Exercise materials:
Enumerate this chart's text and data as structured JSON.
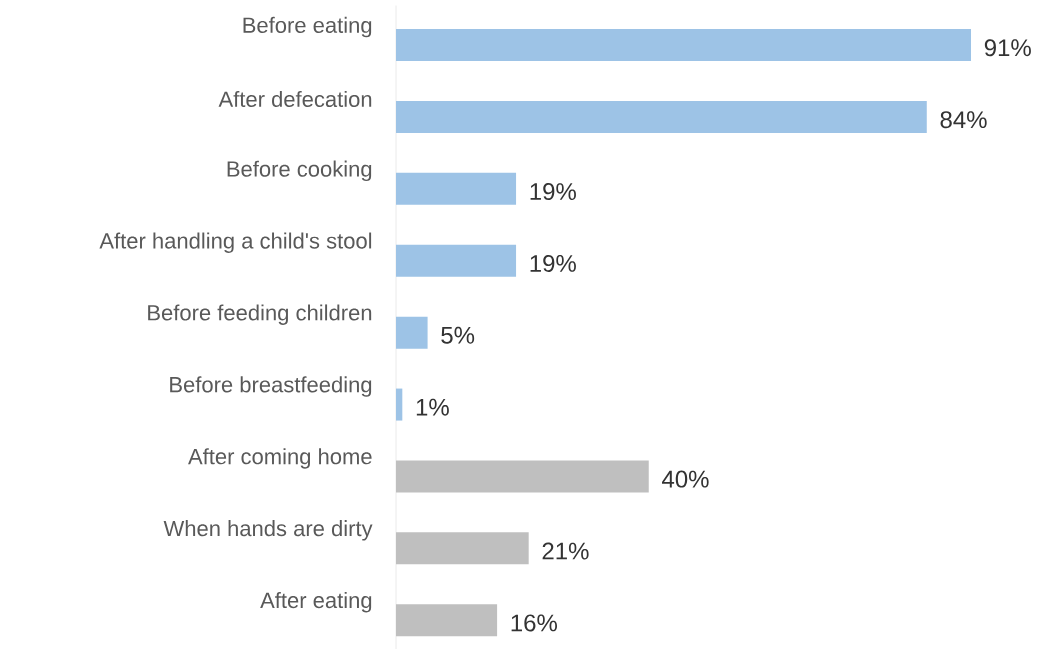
{
  "chart_data": {
    "type": "bar",
    "orientation": "horizontal",
    "categories": [
      "Before eating",
      "After defecation",
      "Before cooking",
      "After handling a child's stool",
      "Before feeding children",
      "Before breastfeeding",
      "After coming home",
      "When hands are dirty",
      "After eating"
    ],
    "values": [
      91,
      84,
      19,
      19,
      5,
      1,
      40,
      21,
      16
    ],
    "colors": [
      "#9dc3e6",
      "#9dc3e6",
      "#9dc3e6",
      "#9dc3e6",
      "#9dc3e6",
      "#9dc3e6",
      "#bfbfbf",
      "#bfbfbf",
      "#bfbfbf"
    ],
    "value_labels": [
      "91%",
      "84%",
      "19%",
      "19%",
      "5%",
      "1%",
      "40%",
      "21%",
      "16%"
    ]
  }
}
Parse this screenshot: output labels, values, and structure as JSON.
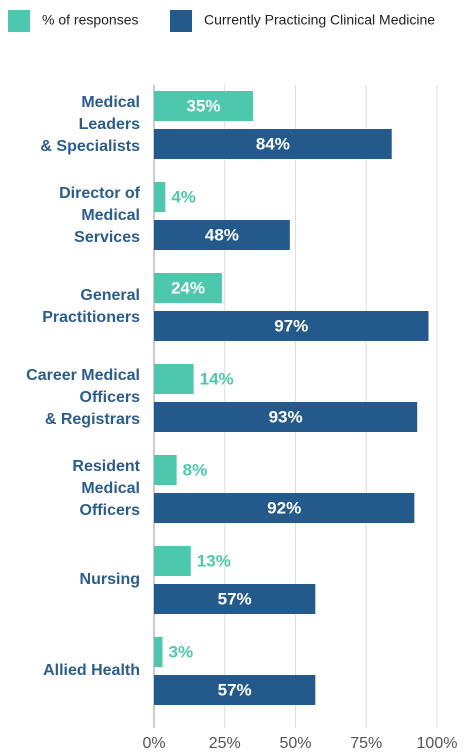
{
  "chart_data": {
    "type": "bar",
    "orientation": "horizontal",
    "categories": [
      [
        "Medical",
        "Leaders",
        "& Specialists"
      ],
      [
        "Director of",
        "Medical",
        "Services"
      ],
      [
        "General",
        "Practitioners"
      ],
      [
        "Career Medical",
        "Officers",
        "& Registrars"
      ],
      [
        "Resident",
        "Medical",
        "Officers"
      ],
      [
        "Nursing"
      ],
      [
        "Allied Health"
      ]
    ],
    "series": [
      {
        "name": "% of responses",
        "color": "#4ec8ad",
        "values": [
          35,
          4,
          24,
          14,
          8,
          13,
          3
        ],
        "value_labels": [
          "35%",
          "4%",
          "24%",
          "14%",
          "8%",
          "13%",
          "3%"
        ]
      },
      {
        "name": "Currently Practicing Clinical Medicine",
        "color": "#245a8b",
        "values": [
          84,
          48,
          97,
          93,
          92,
          57,
          57
        ],
        "value_labels": [
          "84%",
          "48%",
          "97%",
          "93%",
          "92%",
          "57%",
          "57%"
        ]
      }
    ],
    "xlim": [
      0,
      100
    ],
    "xticks": [
      {
        "value": 0,
        "label": "0%"
      },
      {
        "value": 25,
        "label": "25%"
      },
      {
        "value": 50,
        "label": "50%"
      },
      {
        "value": 75,
        "label": "75%"
      },
      {
        "value": 100,
        "label": "100%"
      }
    ],
    "grid": true,
    "legend": "top"
  }
}
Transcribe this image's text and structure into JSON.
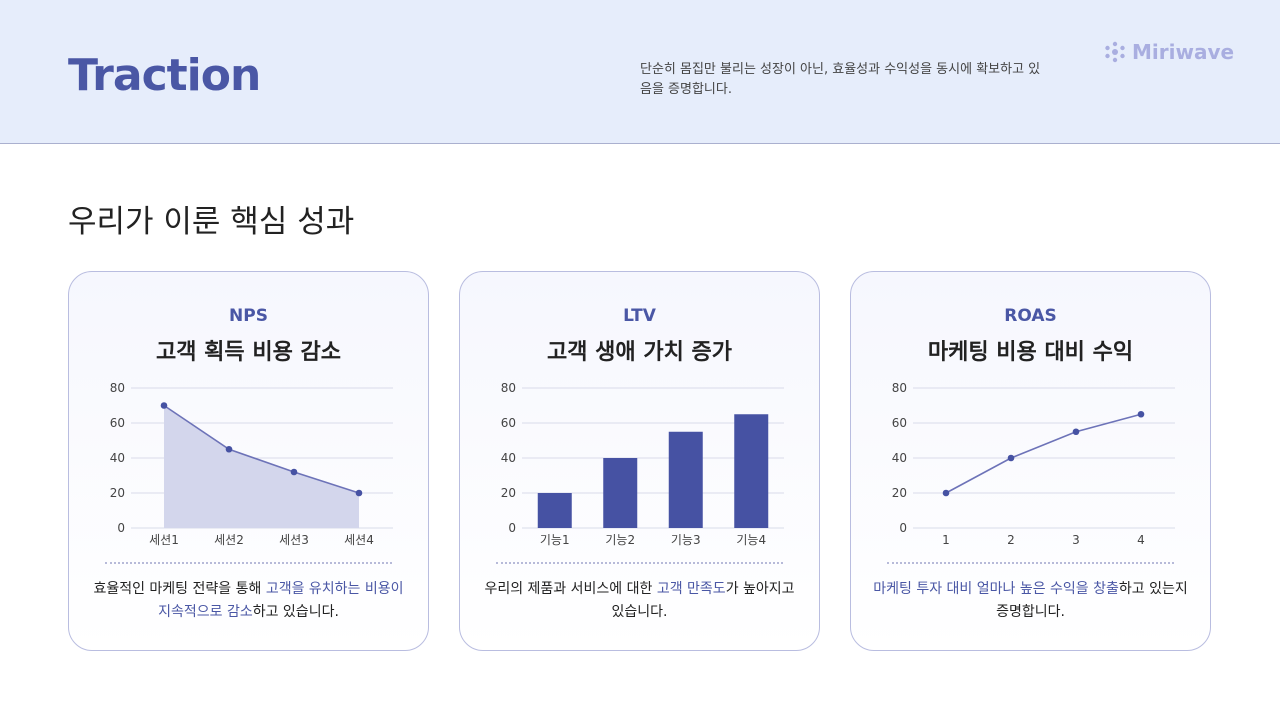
{
  "header": {
    "title": "Traction",
    "subtitle": "단순히 몸집만 불리는 성장이 아닌, 효율성과 수익성을 동시에 확보하고 있음을 증명합니다.",
    "logo_text": "Miriwave",
    "logo_icon": "sparkle-cluster-icon"
  },
  "section_title": "우리가 이룬 핵심 성과",
  "colors": {
    "accent": "#4a57a5",
    "header_bg": "#e6edfb",
    "line": "#6d73b8",
    "area": "#d3d6ec",
    "bar": "#4652a3",
    "logo": "#a9aee0"
  },
  "cards": [
    {
      "tag": "NPS",
      "heading": "고객 획득 비용 감소",
      "desc_pre": "효율적인 마케팅 전략을 통해 ",
      "desc_hl": "고객을 유치하는 비용이 지속적으로 감소",
      "desc_post": "하고 있습니다."
    },
    {
      "tag": "LTV",
      "heading": "고객 생애 가치 증가",
      "desc_pre": "우리의 제품과 서비스에 대한 ",
      "desc_hl": "고객 만족도",
      "desc_post": "가 높아지고 있습니다."
    },
    {
      "tag": "ROAS",
      "heading": "마케팅 비용 대비 수익",
      "desc_pre": "",
      "desc_hl": "마케팅 투자 대비 얼마나 높은 수익을 창출",
      "desc_post": "하고 있는지 증명합니다."
    }
  ],
  "chart_data": [
    {
      "type": "area",
      "categories": [
        "세션1",
        "세션2",
        "세션3",
        "세션4"
      ],
      "values": [
        70,
        45,
        32,
        20
      ],
      "ylim": [
        0,
        80
      ],
      "yticks": [
        "0",
        "20",
        "40",
        "60",
        "80"
      ],
      "grid": true
    },
    {
      "type": "bar",
      "categories": [
        "기능1",
        "기능2",
        "기능3",
        "기능4"
      ],
      "values": [
        20,
        40,
        55,
        65
      ],
      "ylim": [
        0,
        80
      ],
      "yticks": [
        "0",
        "20",
        "40",
        "60",
        "80"
      ],
      "grid": true
    },
    {
      "type": "line",
      "categories": [
        "1",
        "2",
        "3",
        "4"
      ],
      "values": [
        20,
        40,
        55,
        65
      ],
      "ylim": [
        0,
        80
      ],
      "yticks": [
        "0",
        "20",
        "40",
        "60",
        "80"
      ],
      "grid": true
    }
  ]
}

Goal:
Copy out the listing exactly as it stands, but not the pictures.

The result:
Enumerate this chart's text and data as structured JSON.
{
  "chart_data": {
    "type": "bar",
    "orientation": "horizontal",
    "categories": [
      "Before eating",
      "After defecation",
      "Before cooking",
      "After handling a child's stool",
      "Before feeding children",
      "Before breastfeeding",
      "After coming home",
      "When hands are dirty",
      "After eating"
    ],
    "values": [
      91,
      84,
      19,
      19,
      5,
      1,
      40,
      21,
      16
    ],
    "colors": [
      "#9dc3e6",
      "#9dc3e6",
      "#9dc3e6",
      "#9dc3e6",
      "#9dc3e6",
      "#9dc3e6",
      "#bfbfbf",
      "#bfbfbf",
      "#bfbfbf"
    ],
    "value_labels": [
      "91%",
      "84%",
      "19%",
      "19%",
      "5%",
      "1%",
      "40%",
      "21%",
      "16%"
    ]
  }
}
Parse this screenshot: output labels, values, and structure as JSON.
{
  "chart_data": {
    "type": "bar",
    "orientation": "horizontal",
    "categories": [
      [
        "Medical",
        "Leaders",
        "& Specialists"
      ],
      [
        "Director of",
        "Medical",
        "Services"
      ],
      [
        "General",
        "Practitioners"
      ],
      [
        "Career Medical",
        "Officers",
        "& Registrars"
      ],
      [
        "Resident",
        "Medical",
        "Officers"
      ],
      [
        "Nursing"
      ],
      [
        "Allied Health"
      ]
    ],
    "series": [
      {
        "name": "% of responses",
        "color": "#4ec8ad",
        "values": [
          35,
          4,
          24,
          14,
          8,
          13,
          3
        ],
        "value_labels": [
          "35%",
          "4%",
          "24%",
          "14%",
          "8%",
          "13%",
          "3%"
        ]
      },
      {
        "name": "Currently Practicing Clinical Medicine",
        "color": "#245a8b",
        "values": [
          84,
          48,
          97,
          93,
          92,
          57,
          57
        ],
        "value_labels": [
          "84%",
          "48%",
          "97%",
          "93%",
          "92%",
          "57%",
          "57%"
        ]
      }
    ],
    "xlim": [
      0,
      100
    ],
    "xticks": [
      {
        "value": 0,
        "label": "0%"
      },
      {
        "value": 25,
        "label": "25%"
      },
      {
        "value": 50,
        "label": "50%"
      },
      {
        "value": 75,
        "label": "75%"
      },
      {
        "value": 100,
        "label": "100%"
      }
    ],
    "grid": true,
    "legend": "top"
  }
}
Transcribe this image's text and structure into JSON.
{
  "header": {
    "title": "Traction",
    "subtitle": "단순히 몸집만 불리는 성장이 아닌, 효율성과 수익성을 동시에 확보하고 있음을 증명합니다.",
    "logo_text": "Miriwave",
    "logo_icon": "sparkle-cluster-icon"
  },
  "section_title": "우리가 이룬 핵심 성과",
  "colors": {
    "accent": "#4a57a5",
    "header_bg": "#e6edfb",
    "line": "#6d73b8",
    "area": "#d3d6ec",
    "bar": "#4652a3",
    "logo": "#a9aee0"
  },
  "cards": [
    {
      "tag": "NPS",
      "heading": "고객 획득 비용 감소",
      "desc_pre": "효율적인 마케팅 전략을 통해 ",
      "desc_hl": "고객을 유치하는 비용이 지속적으로 감소",
      "desc_post": "하고 있습니다."
    },
    {
      "tag": "LTV",
      "heading": "고객 생애 가치 증가",
      "desc_pre": "우리의 제품과 서비스에 대한 ",
      "desc_hl": "고객 만족도",
      "desc_post": "가 높아지고 있습니다."
    },
    {
      "tag": "ROAS",
      "heading": "마케팅 비용 대비 수익",
      "desc_pre": "",
      "desc_hl": "마케팅 투자 대비 얼마나 높은 수익을 창출",
      "desc_post": "하고 있는지 증명합니다."
    }
  ],
  "chart_data": [
    {
      "type": "area",
      "categories": [
        "세션1",
        "세션2",
        "세션3",
        "세션4"
      ],
      "values": [
        70,
        45,
        32,
        20
      ],
      "ylim": [
        0,
        80
      ],
      "yticks": [
        "0",
        "20",
        "40",
        "60",
        "80"
      ],
      "grid": true
    },
    {
      "type": "bar",
      "categories": [
        "기능1",
        "기능2",
        "기능3",
        "기능4"
      ],
      "values": [
        20,
        40,
        55,
        65
      ],
      "ylim": [
        0,
        80
      ],
      "yticks": [
        "0",
        "20",
        "40",
        "60",
        "80"
      ],
      "grid": true
    },
    {
      "type": "line",
      "categories": [
        "1",
        "2",
        "3",
        "4"
      ],
      "values": [
        20,
        40,
        55,
        65
      ],
      "ylim": [
        0,
        80
      ],
      "yticks": [
        "0",
        "20",
        "40",
        "60",
        "80"
      ],
      "grid": true
    }
  ]
}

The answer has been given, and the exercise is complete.